Can you write out the whole listing exactly?
+===+
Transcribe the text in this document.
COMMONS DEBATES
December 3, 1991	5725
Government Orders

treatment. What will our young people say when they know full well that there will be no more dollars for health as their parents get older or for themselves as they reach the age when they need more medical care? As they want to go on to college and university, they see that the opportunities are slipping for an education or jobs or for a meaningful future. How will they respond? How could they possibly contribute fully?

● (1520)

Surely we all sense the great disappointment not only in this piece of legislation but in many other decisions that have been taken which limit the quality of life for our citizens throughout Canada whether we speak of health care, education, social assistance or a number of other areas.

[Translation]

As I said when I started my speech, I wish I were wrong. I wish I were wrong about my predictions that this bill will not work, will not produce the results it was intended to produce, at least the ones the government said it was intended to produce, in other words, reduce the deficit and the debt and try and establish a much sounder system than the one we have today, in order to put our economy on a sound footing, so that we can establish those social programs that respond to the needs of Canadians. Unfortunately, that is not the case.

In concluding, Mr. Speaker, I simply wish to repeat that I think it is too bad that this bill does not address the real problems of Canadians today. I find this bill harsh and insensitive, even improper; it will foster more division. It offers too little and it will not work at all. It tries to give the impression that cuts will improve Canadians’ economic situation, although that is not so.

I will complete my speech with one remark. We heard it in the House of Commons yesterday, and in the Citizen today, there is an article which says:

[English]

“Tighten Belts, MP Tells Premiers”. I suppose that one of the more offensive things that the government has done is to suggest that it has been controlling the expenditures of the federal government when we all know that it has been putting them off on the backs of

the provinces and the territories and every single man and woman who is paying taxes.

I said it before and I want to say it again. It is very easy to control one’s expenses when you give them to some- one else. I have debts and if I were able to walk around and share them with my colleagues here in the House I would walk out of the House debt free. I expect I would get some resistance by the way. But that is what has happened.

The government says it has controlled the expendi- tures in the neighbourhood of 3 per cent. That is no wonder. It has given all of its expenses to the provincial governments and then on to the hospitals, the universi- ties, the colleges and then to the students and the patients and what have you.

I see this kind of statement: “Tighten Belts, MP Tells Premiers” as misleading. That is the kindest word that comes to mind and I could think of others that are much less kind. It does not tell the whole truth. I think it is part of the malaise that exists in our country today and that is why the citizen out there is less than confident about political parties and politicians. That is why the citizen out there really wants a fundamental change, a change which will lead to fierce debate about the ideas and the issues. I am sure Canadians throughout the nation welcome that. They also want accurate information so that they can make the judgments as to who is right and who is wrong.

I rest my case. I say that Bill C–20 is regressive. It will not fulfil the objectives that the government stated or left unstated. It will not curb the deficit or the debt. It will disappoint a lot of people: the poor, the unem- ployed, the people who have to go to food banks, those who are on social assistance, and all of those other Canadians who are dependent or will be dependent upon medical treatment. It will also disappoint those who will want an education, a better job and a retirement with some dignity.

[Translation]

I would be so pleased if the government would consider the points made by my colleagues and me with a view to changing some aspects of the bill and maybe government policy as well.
+===+
■ ANSWER BELOW:
Transcribe the text in this document.
COMMONS DEBATES
December 3, 1991	5725
Government Orders

treatment. What will our young people say when they know full well that there will be no more dollars for health as their parents get older or for themselves as they reach the age when they need more medical care? As they want to go on to college and university, they see that the opportunities are slipping for an education or jobs or for a meaningful future. How will they respond? How could they possibly contribute fully?

● (1520)

Surely we all sense the great disappointment not only in this piece of legislation but in many other decisions that have been taken which limit the quality of life for our citizens throughout Canada whether we speak of health care, education, social assistance or a number of other areas.

[Translation]

As I said when I started my speech, I wish I were wrong. I wish I were wrong about my predictions that this bill will not work, will not produce the results it was intended to produce, at least the ones the government said it was intended to produce, in other words, reduce the deficit and the debt and try and establish a much sounder system than the one we have today, in order to put our economy on a sound footing, so that we can establish those social programs that respond to the needs of Canadians. Unfortunately, that is not the case.

In concluding, Mr. Speaker, I simply wish to repeat that I think it is too bad that this bill does not address the real problems of Canadians today. I find this bill harsh and insensitive, even improper; it will foster more division. It offers too little and it will not work at all. It tries to give the impression that cuts will improve Canadians’ economic situation, although that is not so.

I will complete my speech with one remark. We heard it in the House of Commons yesterday, and in the Citizen today, there is an article which says:

[English]

“Tighten Belts, MP Tells Premiers”. I suppose that one of the more offensive things that the government has done is to suggest that it has been controlling the expenditures of the federal government when we all know that it has been putting them off on the backs of

the provinces and the territories and every single man and woman who is paying taxes.

I said it before and I want to say it again. It is very easy to control one’s expenses when you give them to some- one else. I have debts and if I were able to walk around and share them with my colleagues here in the House I would walk out of the House debt free. I expect I would get some resistance by the way. But that is what has happened.

The government says it has controlled the expendi- tures in the neighbourhood of 3 per cent. That is no wonder. It has given all of its expenses to the provincial governments and then on to the hospitals, the universi- ties, the colleges and then to the students and the patients and what have you.

I see this kind of statement: “Tighten Belts, MP Tells Premiers” as misleading. That is the kindest word that comes to mind and I could think of others that are much less kind. It does not tell the whole truth. I think it is part of the malaise that exists in our country today and that is why the citizen out there is less than confident about political parties and politicians. That is why the citizen out there really wants a fundamental change, a change which will lead to fierce debate about the ideas and the issues. I am sure Canadians throughout the nation welcome that. They also want accurate information so that they can make the judgments as to who is right and who is wrong.

I rest my case. I say that Bill C–20 is regressive. It will not fulfil the objectives that the government stated or left unstated. It will not curb the deficit or the debt. It will disappoint a lot of people: the poor, the unem- ployed, the people who have to go to food banks, those who are on social assistance, and all of those other Canadians who are dependent or will be dependent upon medical treatment. It will also disappoint those who will want an education, a better job and a retirement with some dignity.

[Translation]

I would be so pleased if the government would consider the points made by my colleagues and me with a view to changing some aspects of the bill and maybe government policy as well.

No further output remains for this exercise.